Written request: Exactly reproduce each line of the listing that follows.

Records from a dataset:
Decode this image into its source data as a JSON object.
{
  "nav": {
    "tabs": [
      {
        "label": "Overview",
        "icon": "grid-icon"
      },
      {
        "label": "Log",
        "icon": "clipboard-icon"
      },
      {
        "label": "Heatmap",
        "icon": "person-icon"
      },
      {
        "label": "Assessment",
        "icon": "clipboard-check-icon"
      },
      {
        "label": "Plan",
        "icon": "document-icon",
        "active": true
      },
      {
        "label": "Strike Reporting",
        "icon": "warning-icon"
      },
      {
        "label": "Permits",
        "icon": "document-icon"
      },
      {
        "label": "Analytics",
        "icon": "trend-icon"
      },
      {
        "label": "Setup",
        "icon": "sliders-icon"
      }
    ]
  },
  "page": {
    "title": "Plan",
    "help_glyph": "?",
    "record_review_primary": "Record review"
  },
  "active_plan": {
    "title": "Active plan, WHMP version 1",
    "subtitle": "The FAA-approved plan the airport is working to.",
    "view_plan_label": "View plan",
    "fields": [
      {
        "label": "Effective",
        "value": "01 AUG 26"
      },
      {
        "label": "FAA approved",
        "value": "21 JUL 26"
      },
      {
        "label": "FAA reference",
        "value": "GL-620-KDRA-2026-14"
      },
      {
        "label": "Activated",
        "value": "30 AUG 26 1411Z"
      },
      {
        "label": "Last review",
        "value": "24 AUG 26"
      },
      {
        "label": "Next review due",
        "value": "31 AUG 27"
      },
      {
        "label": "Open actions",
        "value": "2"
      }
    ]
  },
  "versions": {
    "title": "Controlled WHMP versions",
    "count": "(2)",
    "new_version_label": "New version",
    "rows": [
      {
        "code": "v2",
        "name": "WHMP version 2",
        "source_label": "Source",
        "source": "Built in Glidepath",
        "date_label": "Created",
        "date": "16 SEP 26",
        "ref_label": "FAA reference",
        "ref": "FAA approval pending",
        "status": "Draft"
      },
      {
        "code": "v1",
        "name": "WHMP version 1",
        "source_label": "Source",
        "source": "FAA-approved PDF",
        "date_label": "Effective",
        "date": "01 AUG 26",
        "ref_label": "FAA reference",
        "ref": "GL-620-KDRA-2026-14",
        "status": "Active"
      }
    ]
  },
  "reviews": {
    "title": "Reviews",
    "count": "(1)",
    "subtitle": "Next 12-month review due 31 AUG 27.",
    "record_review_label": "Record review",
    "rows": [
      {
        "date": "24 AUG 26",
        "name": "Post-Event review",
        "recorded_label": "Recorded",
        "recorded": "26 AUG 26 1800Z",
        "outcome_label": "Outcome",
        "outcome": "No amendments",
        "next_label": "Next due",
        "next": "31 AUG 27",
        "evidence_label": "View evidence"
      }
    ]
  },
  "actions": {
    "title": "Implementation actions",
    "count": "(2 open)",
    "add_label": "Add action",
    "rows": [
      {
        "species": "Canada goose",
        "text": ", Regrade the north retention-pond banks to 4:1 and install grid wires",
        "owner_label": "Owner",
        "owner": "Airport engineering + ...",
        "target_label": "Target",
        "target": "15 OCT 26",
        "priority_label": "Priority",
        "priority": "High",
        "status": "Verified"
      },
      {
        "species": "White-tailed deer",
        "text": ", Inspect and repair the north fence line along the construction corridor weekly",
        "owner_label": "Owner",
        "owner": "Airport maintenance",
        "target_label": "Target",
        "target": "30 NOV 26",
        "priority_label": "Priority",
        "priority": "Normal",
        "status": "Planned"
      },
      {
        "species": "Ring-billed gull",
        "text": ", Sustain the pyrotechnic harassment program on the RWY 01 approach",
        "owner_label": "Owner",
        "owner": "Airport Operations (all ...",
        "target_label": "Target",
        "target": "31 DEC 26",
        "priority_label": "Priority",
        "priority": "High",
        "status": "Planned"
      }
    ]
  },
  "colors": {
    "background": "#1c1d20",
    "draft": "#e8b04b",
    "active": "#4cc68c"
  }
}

Completed task:
Decode this image into its source data as a JSON object.
{
  "nav": {
    "tabs": [
      {
        "label": "Overview",
        "icon": "grid-icon"
      },
      {
        "label": "Log",
        "icon": "clipboard-icon"
      },
      {
        "label": "Heatmap",
        "icon": "person-icon"
      },
      {
        "label": "Assessment",
        "icon": "clipboard-check-icon"
      },
      {
        "label": "Plan",
        "icon": "document-icon",
        "active": true
      },
      {
        "label": "Strike Reporting",
        "icon": "warning-icon"
      },
      {
        "label": "Permits",
        "icon": "document-icon"
      },
      {
        "label": "Analytics",
        "icon": "trend-icon"
      },
      {
        "label": "Setup",
        "icon": "sliders-icon"
      }
    ]
  },
  "page": {
    "title": "Plan",
    "help_glyph": "?",
    "record_review_primary": "Record review"
  },
  "active_plan": {
    "title": "Active plan, WHMP version 1",
    "subtitle": "The FAA-approved plan the airport is working to.",
    "view_plan_label": "View plan",
    "fields": [
      {
        "label": "Effective",
        "value": "01 AUG 26"
      },
      {
        "label": "FAA approved",
        "value": "21 JUL 26"
      },
      {
        "label": "FAA reference",
        "value": "GL-620-KDRA-2026-14"
      },
      {
        "label": "Activated",
        "value": "30 AUG 26 1411Z"
      },
      {
        "label": "Last review",
        "value": "24 AUG 26"
      },
      {
        "label": "Next review due",
        "value": "31 AUG 27"
      },
      {
        "label": "Open actions",
        "value": "2"
      }
    ]
  },
  "versions": {
    "title": "Controlled WHMP versions",
    "count": "(2)",
    "new_version_label": "New version",
    "rows": [
      {
        "code": "v2",
        "name": "WHMP version 2",
        "source_label": "Source",
        "source": "Built in Glidepath",
        "date_label": "Created",
        "date": "16 SEP 26",
        "ref_label": "FAA reference",
        "ref": "FAA approval pending",
        "status": "Draft"
      },
      {
        "code": "v1",
        "name": "WHMP version 1",
        "source_label": "Source",
        "source": "FAA-approved PDF",
        "date_label": "Effective",
        "date": "01 AUG 26",
        "ref_label": "FAA reference",
        "ref": "GL-620-KDRA-2026-14",
        "status": "Active"
      }
    ]
  },
  "reviews": {
    "title": "Reviews",
    "count": "(1)",
    "subtitle": "Next 12-month review due 31 AUG 27.",
    "record_review_label": "Record review",
    "rows": [
      {
        "date": "24 AUG 26",
        "name": "Post-Event review",
        "recorded_label": "Recorded",
        "recorded": "26 AUG 26 1800Z",
        "outcome_label": "Outcome",
        "outcome": "No amendments",
        "next_label": "Next due",
        "next": "31 AUG 27",
        "evidence_label": "View evidence"
      }
    ]
  },
  "actions": {
    "title": "Implementation actions",
    "count": "(2 open)",
    "add_label": "Add action",
    "rows": [
      {
        "species": "Canada goose",
        "text": ", Regrade the north retention-pond banks to 4:1 and install grid wires",
        "owner_label": "Owner",
        "owner": "Airport engineering + ...",
        "target_label": "Target",
        "target": "15 OCT 26",
        "priority_label": "Priority",
        "priority": "High",
        "status": "Verified"
      },
      {
        "species": "White-tailed deer",
        "text": ", Inspect and repair the north fence line along the construction corridor weekly",
        "owner_label": "Owner",
        "owner": "Airport maintenance",
        "target_label": "Target",
        "target": "30 NOV 26",
        "priority_label": "Priority",
        "priority": "Normal",
        "status": "Planned"
      },
      {
        "species": "Ring-billed gull",
        "text": ", Sustain the pyrotechnic harassment program on the RWY 01 approach",
        "owner_label": "Owner",
        "owner": "Airport Operations (all ...",
        "target_label": "Target",
        "target": "31 DEC 26",
        "priority_label": "Priority",
        "priority": "High",
        "status": "Planned"
      }
    ]
  },
  "colors": {
    "background": "#1c1d20",
    "draft": "#e8b04b",
    "active": "#4cc68c"
  }
}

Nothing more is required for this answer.